Stored data entries ->
§
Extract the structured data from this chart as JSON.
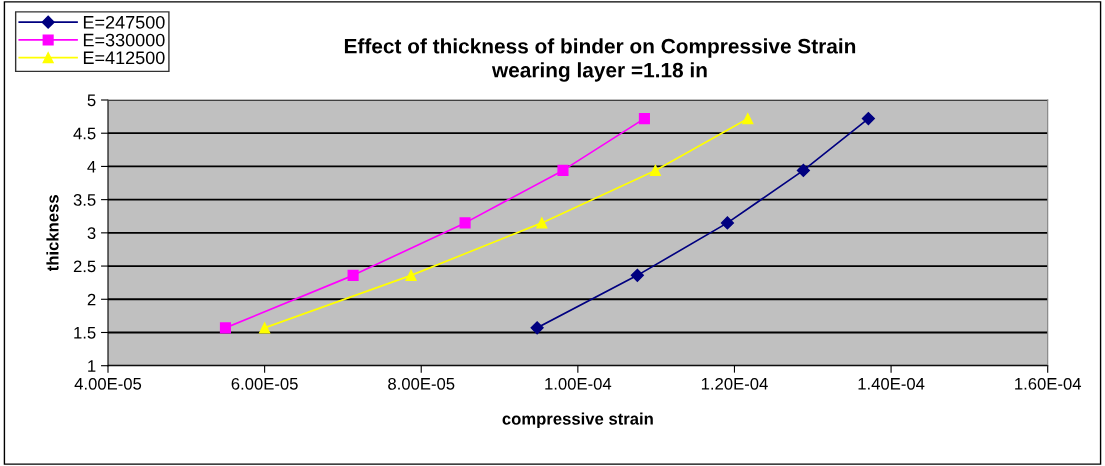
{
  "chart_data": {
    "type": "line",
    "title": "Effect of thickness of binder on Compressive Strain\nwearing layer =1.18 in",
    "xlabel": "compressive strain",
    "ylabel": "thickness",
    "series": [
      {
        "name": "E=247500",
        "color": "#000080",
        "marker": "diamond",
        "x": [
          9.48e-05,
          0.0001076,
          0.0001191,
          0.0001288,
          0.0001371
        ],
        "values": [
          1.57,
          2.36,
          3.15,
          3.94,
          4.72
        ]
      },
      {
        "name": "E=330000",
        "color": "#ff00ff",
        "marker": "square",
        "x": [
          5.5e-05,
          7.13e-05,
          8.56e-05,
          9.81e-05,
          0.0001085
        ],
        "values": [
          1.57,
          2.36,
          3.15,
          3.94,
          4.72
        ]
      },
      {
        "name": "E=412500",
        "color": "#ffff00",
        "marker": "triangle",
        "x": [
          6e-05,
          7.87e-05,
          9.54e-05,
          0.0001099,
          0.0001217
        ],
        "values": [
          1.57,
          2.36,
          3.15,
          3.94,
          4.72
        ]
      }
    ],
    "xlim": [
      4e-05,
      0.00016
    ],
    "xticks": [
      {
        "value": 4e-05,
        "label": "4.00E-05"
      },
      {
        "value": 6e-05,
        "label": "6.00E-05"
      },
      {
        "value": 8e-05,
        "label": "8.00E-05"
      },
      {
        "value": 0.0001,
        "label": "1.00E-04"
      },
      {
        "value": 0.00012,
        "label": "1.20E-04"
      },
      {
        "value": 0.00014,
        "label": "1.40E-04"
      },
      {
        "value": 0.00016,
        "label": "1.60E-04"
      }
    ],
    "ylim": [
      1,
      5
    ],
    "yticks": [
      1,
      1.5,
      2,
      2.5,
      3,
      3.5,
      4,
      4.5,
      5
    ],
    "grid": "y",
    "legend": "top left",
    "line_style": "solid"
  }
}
§
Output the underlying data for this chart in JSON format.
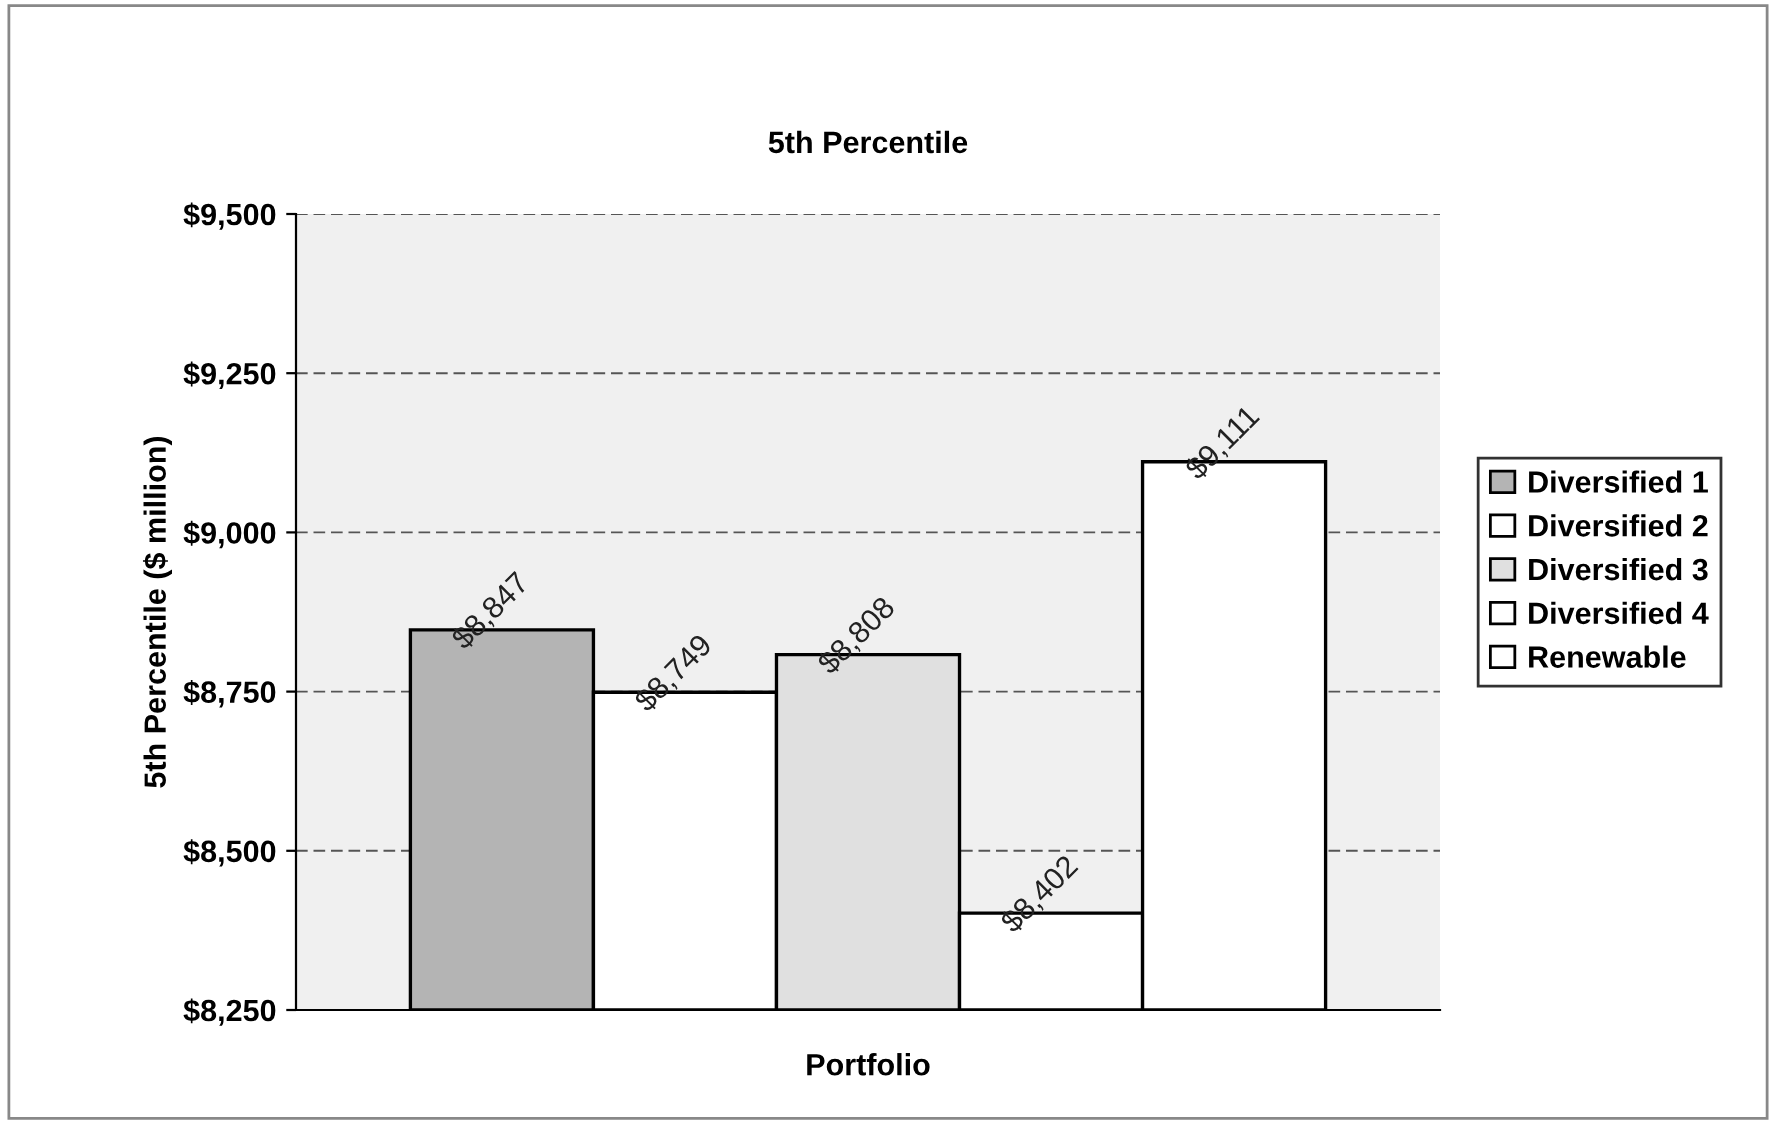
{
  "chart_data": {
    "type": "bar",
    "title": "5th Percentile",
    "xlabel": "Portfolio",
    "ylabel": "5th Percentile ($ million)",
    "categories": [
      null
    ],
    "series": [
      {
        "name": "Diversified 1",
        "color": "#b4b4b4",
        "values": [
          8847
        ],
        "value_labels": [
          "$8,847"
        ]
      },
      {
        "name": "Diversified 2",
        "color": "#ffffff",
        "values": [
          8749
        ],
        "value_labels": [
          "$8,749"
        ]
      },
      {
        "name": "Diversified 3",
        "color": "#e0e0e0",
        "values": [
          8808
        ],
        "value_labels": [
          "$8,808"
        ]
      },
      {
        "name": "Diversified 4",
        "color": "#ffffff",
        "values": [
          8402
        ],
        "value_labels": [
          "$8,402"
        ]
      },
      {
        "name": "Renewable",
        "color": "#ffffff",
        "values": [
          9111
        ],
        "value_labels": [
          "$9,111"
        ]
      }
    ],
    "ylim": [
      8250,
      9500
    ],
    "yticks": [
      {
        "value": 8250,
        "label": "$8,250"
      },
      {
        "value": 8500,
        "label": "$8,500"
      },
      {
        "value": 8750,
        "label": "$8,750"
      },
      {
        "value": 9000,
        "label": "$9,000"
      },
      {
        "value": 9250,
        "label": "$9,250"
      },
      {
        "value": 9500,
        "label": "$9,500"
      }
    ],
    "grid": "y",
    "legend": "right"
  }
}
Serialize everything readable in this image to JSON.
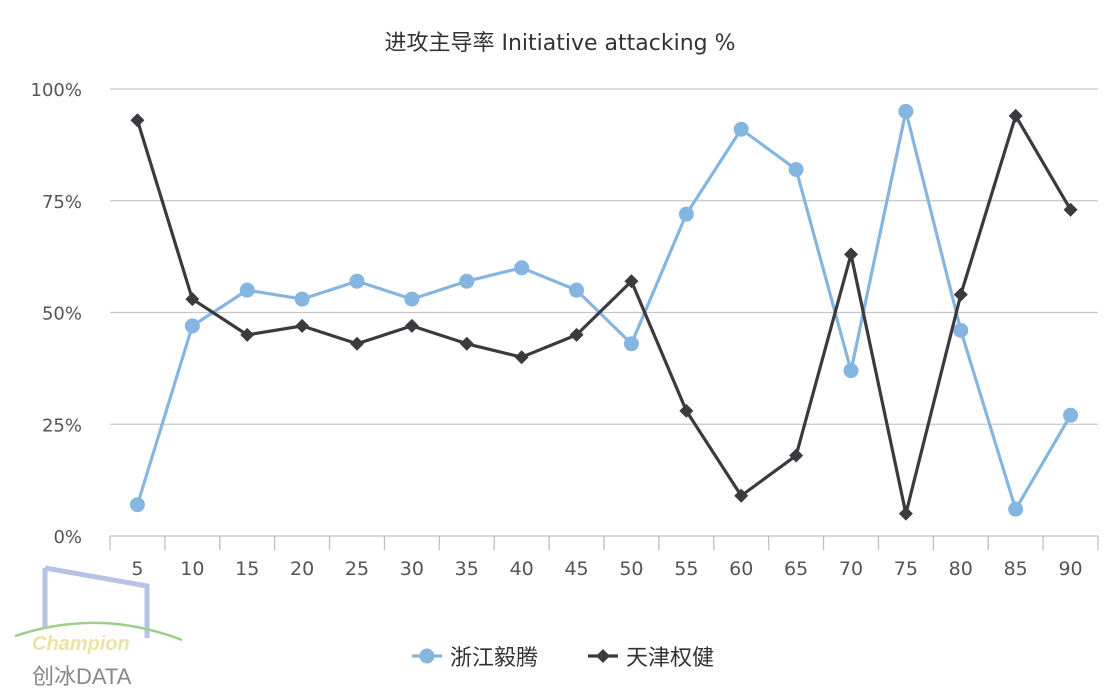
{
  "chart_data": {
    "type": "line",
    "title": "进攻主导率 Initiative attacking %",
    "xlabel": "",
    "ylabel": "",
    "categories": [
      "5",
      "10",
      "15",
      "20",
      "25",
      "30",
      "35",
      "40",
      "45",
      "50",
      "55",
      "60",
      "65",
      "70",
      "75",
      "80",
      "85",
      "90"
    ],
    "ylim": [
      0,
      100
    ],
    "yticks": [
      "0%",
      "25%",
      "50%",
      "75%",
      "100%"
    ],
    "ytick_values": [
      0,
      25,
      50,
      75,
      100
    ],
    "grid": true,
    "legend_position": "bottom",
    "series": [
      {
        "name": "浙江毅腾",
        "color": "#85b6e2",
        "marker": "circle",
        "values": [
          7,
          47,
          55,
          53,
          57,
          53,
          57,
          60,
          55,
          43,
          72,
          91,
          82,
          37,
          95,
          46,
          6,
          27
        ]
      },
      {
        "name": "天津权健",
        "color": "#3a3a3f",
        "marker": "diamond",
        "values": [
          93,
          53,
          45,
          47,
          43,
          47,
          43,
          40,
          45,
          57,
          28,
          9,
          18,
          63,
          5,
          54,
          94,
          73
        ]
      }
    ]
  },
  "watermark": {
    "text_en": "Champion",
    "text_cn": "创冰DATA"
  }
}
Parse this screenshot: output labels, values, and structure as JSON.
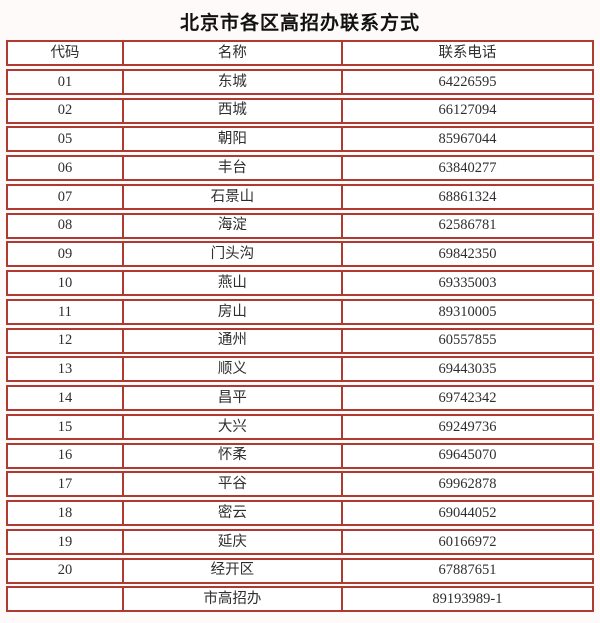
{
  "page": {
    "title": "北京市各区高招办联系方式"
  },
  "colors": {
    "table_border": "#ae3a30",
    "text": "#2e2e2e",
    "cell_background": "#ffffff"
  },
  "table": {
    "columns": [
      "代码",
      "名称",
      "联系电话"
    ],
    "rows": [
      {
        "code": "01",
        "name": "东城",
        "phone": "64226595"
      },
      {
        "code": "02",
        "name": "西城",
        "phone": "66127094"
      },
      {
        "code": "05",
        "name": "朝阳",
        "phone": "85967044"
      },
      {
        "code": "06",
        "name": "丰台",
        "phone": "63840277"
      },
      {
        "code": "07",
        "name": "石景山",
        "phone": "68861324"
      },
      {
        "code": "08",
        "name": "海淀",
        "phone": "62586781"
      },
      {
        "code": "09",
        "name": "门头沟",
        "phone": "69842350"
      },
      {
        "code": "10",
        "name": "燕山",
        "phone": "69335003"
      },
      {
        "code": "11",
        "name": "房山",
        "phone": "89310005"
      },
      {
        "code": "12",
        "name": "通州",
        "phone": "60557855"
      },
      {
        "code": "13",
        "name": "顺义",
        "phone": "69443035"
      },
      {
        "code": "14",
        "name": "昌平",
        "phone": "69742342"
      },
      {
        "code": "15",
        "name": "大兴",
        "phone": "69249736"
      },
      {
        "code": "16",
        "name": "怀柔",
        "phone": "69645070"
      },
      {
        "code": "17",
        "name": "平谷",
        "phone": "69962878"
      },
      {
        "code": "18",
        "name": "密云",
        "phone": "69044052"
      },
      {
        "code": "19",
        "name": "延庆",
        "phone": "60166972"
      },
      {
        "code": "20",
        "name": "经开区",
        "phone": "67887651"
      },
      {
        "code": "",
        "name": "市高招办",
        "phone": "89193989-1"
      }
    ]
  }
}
§
Instructions to follow ->
Isolate the lines that hold the word "ylabel" and copy all of them.

Result of the task ->
    "ylabel": "thickness",
    "ylabel": "5th Percentile ($ million)",
    "ylabel": "",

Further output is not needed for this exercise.